Entries supplied:
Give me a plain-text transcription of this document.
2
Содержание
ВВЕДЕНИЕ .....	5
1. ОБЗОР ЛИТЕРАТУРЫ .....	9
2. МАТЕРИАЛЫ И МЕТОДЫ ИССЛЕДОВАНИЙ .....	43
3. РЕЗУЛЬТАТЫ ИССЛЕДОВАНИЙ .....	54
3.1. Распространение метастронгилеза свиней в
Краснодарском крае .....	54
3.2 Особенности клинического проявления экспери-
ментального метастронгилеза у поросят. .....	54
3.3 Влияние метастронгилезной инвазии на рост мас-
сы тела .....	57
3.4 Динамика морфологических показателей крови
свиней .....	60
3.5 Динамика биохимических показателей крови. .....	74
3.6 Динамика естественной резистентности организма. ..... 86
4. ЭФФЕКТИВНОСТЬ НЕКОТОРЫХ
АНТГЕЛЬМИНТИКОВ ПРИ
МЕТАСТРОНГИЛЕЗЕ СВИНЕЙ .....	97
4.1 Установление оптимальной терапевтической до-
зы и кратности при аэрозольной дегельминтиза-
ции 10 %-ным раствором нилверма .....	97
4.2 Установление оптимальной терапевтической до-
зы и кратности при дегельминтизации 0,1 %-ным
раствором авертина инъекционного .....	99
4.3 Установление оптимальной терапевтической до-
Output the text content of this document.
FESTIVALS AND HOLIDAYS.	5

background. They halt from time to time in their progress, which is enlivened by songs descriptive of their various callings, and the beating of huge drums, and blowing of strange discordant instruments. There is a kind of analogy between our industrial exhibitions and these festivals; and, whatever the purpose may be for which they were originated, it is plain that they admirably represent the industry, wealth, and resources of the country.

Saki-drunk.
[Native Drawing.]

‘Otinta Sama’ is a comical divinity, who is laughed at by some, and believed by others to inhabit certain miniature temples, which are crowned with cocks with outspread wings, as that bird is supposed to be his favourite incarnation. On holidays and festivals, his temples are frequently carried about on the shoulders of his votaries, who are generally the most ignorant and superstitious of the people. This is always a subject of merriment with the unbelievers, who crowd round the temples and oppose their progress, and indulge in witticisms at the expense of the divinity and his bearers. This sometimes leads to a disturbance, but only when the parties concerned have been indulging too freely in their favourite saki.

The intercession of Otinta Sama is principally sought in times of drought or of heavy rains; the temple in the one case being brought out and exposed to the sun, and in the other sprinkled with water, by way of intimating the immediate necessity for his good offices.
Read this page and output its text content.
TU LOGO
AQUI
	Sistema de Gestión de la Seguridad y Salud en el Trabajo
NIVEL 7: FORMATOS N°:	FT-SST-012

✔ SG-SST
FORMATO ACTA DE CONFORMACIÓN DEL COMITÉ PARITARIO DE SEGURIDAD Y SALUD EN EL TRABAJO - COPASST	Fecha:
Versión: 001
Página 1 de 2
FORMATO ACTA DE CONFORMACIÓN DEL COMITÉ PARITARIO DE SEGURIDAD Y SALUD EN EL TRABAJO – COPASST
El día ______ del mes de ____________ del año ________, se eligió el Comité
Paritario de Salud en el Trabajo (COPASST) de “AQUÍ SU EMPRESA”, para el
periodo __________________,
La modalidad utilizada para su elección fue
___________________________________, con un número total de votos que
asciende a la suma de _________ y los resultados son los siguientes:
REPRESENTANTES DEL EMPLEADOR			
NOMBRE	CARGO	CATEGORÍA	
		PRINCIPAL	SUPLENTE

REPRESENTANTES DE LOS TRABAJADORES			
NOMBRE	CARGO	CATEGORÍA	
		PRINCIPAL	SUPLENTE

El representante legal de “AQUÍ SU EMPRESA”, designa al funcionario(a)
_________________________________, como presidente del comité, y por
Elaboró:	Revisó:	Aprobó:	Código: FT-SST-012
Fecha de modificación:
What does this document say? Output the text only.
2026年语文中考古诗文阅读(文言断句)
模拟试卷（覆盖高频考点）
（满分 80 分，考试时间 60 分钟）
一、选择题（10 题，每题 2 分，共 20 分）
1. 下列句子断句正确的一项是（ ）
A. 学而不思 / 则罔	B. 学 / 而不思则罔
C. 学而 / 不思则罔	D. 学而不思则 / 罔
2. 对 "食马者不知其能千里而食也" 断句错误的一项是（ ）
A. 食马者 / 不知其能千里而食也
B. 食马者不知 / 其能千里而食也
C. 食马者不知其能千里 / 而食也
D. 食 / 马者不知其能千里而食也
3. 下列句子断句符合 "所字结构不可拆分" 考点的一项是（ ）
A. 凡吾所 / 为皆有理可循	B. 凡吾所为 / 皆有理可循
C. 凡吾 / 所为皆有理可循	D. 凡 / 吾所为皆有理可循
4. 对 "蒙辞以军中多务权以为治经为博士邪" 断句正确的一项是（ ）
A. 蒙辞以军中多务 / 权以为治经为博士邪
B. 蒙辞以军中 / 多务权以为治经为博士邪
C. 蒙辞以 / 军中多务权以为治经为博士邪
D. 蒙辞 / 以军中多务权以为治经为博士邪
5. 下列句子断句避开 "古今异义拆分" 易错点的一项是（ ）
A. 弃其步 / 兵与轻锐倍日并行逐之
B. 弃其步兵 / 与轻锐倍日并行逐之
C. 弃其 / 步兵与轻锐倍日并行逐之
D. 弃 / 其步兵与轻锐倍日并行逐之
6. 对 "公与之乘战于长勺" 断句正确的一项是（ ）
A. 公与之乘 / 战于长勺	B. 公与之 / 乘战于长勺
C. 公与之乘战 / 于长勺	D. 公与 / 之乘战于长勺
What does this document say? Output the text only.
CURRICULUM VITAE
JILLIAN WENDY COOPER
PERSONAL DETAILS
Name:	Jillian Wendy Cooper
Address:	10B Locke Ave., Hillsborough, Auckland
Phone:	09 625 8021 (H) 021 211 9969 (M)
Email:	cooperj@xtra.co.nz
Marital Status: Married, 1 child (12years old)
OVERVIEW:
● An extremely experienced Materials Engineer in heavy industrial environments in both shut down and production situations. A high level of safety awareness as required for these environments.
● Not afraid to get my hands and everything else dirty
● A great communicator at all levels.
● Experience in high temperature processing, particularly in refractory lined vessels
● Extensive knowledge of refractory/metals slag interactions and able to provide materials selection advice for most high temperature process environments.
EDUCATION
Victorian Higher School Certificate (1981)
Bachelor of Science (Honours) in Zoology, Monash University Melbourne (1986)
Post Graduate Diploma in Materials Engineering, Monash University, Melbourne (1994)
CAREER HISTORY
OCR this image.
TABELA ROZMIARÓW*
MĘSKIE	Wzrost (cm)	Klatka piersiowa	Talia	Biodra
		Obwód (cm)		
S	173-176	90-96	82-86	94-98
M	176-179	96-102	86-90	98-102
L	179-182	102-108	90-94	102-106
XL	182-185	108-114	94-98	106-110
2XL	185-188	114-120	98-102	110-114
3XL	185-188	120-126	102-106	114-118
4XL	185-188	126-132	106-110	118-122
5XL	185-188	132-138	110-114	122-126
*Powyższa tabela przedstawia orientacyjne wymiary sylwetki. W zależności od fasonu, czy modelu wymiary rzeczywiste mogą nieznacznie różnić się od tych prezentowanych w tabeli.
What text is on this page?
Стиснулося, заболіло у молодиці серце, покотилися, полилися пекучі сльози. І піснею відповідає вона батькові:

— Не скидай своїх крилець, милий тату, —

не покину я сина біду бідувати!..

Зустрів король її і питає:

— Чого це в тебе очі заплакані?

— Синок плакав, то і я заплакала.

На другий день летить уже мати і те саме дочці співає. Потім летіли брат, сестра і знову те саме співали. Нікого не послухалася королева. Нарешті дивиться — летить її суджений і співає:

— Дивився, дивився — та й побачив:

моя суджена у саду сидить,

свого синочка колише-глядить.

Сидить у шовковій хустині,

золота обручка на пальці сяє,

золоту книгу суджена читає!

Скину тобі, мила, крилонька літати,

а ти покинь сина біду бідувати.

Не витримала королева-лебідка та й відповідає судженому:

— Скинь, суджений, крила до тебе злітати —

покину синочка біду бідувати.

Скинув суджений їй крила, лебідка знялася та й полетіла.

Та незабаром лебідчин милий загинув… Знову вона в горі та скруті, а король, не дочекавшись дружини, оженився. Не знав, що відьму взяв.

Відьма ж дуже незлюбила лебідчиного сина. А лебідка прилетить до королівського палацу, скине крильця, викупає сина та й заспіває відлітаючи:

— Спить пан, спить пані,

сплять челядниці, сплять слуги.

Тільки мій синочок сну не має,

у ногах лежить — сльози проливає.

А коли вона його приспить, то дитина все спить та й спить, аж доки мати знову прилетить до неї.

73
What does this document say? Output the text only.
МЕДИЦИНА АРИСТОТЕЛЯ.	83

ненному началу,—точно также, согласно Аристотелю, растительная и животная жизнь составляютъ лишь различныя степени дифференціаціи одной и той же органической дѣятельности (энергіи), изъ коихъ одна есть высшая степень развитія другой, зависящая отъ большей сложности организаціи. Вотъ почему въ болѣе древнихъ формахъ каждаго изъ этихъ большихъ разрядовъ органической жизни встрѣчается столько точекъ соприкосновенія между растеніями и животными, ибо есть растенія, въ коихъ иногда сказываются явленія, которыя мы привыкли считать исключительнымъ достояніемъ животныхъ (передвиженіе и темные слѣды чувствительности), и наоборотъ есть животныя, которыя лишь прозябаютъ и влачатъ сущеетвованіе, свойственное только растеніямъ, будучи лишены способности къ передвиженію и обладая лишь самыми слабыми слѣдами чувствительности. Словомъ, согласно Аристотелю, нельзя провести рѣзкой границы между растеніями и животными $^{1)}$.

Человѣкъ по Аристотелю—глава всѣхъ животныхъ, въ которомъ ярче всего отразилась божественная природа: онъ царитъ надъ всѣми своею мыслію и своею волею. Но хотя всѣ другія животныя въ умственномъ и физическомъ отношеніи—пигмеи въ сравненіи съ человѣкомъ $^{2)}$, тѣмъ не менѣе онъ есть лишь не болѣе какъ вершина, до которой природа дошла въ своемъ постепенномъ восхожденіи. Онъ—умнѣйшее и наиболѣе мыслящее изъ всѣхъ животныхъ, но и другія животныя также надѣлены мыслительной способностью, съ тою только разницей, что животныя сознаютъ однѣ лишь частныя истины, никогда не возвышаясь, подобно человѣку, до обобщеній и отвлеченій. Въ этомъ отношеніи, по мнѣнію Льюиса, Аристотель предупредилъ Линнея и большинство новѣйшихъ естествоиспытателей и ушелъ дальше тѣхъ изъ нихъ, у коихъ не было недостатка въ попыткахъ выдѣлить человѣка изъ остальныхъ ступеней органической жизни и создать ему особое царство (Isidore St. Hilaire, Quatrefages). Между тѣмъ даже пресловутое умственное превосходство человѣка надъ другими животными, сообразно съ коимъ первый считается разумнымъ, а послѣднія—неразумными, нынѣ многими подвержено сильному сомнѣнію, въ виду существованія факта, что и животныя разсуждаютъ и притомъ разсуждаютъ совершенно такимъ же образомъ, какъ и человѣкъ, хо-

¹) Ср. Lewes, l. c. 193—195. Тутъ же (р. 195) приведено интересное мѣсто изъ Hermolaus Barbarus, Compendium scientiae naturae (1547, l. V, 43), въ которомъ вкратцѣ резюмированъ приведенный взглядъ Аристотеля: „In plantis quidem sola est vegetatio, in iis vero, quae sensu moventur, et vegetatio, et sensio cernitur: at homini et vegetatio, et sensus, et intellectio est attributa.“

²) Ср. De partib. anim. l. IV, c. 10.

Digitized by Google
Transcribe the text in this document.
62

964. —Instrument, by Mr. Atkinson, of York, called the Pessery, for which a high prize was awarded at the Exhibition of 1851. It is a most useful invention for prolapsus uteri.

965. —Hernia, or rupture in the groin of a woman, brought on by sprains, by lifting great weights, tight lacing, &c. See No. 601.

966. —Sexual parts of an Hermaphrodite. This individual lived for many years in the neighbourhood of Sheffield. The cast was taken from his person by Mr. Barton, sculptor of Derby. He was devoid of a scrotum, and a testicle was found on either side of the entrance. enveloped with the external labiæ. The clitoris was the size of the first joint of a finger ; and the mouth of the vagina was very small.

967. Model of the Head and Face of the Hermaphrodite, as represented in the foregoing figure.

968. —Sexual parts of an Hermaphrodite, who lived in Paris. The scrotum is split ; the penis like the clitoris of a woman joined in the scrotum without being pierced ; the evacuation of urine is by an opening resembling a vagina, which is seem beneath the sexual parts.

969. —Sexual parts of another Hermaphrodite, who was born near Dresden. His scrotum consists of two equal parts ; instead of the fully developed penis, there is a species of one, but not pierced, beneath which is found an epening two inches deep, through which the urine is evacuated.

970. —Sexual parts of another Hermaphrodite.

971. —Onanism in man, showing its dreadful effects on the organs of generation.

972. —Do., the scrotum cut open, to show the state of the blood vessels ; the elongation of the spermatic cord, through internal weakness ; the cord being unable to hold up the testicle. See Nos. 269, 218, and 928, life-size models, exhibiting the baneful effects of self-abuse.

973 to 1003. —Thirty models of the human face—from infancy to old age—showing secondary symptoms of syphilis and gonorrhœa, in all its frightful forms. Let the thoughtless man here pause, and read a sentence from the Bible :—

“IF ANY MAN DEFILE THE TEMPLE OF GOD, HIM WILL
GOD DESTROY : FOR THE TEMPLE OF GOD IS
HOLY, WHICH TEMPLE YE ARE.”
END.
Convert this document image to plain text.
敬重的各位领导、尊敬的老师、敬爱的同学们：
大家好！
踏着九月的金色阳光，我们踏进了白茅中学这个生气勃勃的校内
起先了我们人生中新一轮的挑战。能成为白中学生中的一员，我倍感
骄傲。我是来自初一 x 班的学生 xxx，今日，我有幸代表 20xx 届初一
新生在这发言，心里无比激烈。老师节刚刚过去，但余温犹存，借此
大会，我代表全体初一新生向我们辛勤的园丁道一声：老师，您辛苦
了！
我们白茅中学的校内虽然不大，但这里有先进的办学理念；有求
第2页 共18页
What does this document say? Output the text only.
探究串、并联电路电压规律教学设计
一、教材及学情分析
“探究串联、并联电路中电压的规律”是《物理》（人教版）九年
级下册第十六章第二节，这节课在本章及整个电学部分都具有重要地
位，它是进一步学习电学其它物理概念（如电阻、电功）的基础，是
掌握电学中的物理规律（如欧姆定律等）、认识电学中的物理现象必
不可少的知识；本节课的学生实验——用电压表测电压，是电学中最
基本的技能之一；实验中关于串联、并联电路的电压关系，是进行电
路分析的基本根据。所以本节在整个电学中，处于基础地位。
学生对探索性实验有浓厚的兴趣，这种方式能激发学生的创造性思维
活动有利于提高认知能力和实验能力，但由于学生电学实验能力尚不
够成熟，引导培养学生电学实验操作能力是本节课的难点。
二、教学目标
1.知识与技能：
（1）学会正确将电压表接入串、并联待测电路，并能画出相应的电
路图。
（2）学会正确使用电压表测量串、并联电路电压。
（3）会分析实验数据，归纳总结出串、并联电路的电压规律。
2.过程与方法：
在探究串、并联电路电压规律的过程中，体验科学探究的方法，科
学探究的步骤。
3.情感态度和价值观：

The exercise: From the data, collect all lines where the string "COPASST" appears.

Completed exercise:
FORMATO ACTA DE CONFORMACIÓN DEL COMITÉ PARITARIO DE SEGURIDAD Y SALUD EN EL TRABAJO - COPASST	Fecha:
FORMATO ACTA DE CONFORMACIÓN DEL COMITÉ PARITARIO DE SEGURIDAD Y SALUD EN EL TRABAJO – COPASST
Paritario de Salud en el Trabajo (COPASST) de “AQUÍ SU EMPRESA”, para el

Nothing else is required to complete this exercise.